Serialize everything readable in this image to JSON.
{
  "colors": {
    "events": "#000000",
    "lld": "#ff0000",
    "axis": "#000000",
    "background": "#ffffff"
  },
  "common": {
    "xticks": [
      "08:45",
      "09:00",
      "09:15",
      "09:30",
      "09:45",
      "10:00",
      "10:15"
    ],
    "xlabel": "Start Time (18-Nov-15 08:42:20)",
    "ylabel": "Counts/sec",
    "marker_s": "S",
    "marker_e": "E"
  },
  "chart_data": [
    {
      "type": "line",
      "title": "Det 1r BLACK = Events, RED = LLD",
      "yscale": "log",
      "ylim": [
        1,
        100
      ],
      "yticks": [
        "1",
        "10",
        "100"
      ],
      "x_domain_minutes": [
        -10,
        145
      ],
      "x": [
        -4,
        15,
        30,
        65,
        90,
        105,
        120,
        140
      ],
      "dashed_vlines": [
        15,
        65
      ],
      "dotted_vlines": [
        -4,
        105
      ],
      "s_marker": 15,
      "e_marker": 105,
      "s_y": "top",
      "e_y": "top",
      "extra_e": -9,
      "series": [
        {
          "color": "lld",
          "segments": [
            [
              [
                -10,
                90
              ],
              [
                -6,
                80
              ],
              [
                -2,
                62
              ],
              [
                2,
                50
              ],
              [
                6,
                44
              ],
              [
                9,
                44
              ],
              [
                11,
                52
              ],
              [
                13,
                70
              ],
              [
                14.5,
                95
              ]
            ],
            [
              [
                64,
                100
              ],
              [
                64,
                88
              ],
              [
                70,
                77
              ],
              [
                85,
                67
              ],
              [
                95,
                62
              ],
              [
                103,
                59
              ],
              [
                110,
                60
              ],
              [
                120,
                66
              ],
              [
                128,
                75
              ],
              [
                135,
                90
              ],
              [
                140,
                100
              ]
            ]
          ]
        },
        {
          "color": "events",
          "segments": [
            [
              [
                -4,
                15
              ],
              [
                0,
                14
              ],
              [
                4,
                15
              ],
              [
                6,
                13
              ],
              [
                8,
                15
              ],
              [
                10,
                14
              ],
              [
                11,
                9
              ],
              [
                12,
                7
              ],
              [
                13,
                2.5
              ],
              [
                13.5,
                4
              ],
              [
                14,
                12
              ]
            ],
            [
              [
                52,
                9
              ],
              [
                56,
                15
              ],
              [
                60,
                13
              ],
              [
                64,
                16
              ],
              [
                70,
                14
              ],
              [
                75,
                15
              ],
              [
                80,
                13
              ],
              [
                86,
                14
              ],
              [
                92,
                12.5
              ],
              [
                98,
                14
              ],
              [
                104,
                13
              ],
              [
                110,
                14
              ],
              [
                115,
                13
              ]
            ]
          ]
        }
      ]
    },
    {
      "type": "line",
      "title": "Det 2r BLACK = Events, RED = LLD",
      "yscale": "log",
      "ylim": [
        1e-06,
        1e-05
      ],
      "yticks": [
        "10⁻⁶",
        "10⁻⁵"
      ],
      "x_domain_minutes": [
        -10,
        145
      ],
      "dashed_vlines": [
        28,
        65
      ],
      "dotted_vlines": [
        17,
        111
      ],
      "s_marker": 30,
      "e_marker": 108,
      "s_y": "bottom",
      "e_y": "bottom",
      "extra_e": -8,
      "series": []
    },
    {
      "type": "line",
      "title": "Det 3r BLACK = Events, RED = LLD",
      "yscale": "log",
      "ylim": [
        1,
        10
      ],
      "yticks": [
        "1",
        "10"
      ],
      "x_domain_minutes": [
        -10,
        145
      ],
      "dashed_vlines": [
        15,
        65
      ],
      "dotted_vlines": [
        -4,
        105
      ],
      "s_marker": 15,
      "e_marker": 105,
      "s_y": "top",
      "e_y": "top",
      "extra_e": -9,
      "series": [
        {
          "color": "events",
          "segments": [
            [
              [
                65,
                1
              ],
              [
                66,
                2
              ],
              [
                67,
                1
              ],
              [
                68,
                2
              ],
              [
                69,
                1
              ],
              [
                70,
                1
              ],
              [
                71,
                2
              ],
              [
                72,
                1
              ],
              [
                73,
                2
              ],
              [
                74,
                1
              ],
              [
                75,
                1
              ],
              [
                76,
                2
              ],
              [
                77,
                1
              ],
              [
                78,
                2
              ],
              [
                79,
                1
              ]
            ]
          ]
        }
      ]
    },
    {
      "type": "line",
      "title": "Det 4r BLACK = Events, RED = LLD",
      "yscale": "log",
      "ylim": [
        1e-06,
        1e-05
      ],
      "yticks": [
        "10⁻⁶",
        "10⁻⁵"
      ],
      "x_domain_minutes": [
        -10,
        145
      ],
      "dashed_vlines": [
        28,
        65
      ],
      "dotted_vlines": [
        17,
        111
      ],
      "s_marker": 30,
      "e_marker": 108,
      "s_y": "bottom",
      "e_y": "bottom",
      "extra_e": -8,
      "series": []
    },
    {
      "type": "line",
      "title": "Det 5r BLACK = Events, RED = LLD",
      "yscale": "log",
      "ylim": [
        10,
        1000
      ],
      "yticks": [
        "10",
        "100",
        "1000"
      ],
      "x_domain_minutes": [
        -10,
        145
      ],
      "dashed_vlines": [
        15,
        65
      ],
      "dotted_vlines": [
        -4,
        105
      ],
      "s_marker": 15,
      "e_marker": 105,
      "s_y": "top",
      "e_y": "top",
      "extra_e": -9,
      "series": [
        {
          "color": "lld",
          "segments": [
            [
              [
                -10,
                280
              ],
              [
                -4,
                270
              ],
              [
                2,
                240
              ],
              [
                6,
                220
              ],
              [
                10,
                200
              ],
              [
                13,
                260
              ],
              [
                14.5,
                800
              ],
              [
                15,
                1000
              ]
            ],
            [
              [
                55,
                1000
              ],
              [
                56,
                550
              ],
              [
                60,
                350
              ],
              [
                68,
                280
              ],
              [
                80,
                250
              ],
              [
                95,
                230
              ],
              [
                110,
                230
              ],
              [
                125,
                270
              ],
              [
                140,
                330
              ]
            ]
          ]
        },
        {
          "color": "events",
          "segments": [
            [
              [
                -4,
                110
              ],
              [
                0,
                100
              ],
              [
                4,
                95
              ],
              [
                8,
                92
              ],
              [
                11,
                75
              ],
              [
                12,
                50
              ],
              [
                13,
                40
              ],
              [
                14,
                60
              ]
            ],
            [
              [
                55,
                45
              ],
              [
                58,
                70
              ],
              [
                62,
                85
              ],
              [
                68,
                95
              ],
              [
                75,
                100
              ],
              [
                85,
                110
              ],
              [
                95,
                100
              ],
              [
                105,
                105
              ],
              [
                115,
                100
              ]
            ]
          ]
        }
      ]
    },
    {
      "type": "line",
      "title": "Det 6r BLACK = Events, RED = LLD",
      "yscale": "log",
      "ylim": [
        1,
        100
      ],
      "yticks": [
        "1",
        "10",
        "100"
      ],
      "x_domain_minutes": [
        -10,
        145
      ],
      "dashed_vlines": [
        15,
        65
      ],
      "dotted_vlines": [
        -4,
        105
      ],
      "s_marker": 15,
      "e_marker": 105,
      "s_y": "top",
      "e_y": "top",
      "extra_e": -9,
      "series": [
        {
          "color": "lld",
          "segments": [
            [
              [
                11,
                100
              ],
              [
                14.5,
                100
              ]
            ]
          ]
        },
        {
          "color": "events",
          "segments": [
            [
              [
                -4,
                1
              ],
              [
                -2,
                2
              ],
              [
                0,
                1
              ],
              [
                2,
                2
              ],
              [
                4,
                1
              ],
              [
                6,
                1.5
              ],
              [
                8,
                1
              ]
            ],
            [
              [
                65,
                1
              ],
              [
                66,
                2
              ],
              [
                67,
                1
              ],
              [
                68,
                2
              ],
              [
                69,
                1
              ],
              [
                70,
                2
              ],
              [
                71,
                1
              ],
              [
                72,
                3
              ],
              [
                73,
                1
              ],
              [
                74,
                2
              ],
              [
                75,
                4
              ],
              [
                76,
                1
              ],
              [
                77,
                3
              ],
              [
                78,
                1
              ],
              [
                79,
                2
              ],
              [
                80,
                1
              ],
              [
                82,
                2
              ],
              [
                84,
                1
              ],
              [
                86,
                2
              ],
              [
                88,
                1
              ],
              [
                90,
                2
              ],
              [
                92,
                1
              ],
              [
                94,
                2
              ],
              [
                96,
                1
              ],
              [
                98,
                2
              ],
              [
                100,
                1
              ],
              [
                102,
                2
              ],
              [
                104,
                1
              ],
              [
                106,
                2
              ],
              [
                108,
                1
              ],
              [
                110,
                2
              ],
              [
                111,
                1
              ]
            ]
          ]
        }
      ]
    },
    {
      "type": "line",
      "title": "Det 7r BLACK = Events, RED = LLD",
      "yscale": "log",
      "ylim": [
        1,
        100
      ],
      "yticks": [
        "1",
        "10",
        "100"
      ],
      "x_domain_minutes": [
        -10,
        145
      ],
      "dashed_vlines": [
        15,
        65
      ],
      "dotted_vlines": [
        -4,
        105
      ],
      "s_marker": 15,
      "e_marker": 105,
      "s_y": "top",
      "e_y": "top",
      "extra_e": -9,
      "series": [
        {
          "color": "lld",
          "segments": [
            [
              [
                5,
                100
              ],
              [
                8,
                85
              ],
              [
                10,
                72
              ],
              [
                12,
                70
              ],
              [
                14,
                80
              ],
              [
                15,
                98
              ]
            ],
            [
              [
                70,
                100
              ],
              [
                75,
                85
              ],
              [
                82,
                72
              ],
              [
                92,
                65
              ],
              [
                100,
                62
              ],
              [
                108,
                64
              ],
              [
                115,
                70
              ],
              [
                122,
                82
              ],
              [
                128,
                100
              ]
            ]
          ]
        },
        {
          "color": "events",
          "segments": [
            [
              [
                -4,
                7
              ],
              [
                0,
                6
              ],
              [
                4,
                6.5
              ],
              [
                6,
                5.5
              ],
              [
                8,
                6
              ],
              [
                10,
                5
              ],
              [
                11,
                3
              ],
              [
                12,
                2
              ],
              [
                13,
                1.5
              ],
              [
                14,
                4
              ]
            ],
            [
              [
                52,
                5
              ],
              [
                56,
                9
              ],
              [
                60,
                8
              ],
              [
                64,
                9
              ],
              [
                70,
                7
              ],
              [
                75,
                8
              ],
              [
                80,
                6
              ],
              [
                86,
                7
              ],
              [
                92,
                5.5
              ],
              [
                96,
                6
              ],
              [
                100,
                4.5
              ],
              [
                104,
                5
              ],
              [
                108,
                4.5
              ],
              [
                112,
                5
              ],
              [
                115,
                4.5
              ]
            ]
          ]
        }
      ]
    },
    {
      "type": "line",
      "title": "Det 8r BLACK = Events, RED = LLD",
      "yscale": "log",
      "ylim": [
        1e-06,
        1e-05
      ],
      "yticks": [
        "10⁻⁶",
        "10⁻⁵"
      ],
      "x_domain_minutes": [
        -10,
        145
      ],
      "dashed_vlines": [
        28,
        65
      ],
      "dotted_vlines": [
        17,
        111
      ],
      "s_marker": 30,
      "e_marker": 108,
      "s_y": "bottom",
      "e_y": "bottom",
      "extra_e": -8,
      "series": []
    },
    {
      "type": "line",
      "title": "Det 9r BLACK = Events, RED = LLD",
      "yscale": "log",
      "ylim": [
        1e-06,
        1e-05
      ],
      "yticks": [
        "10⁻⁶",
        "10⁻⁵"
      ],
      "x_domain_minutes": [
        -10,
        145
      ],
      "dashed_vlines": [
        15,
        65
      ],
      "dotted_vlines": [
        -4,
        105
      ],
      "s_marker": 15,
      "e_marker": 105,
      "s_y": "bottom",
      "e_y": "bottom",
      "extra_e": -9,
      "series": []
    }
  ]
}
______
** WHAT YOU SHOULD DO **
List each line of the entries that holds the string "BLACK".

** FINAL ANSWER **
      "title": "Det 1r BLACK = Events, RED = LLD",
      "title": "Det 2r BLACK = Events, RED = LLD",
      "title": "Det 3r BLACK = Events, RED = LLD",
      "title": "Det 4r BLACK = Events, RED = LLD",
      "title": "Det 5r BLACK = Events, RED = LLD",
      "title": "Det 6r BLACK = Events, RED = LLD",
      "title": "Det 7r BLACK = Events, RED = LLD",
      "title": "Det 8r BLACK = Events, RED = LLD",
      "title": "Det 9r BLACK = Events, RED = LLD",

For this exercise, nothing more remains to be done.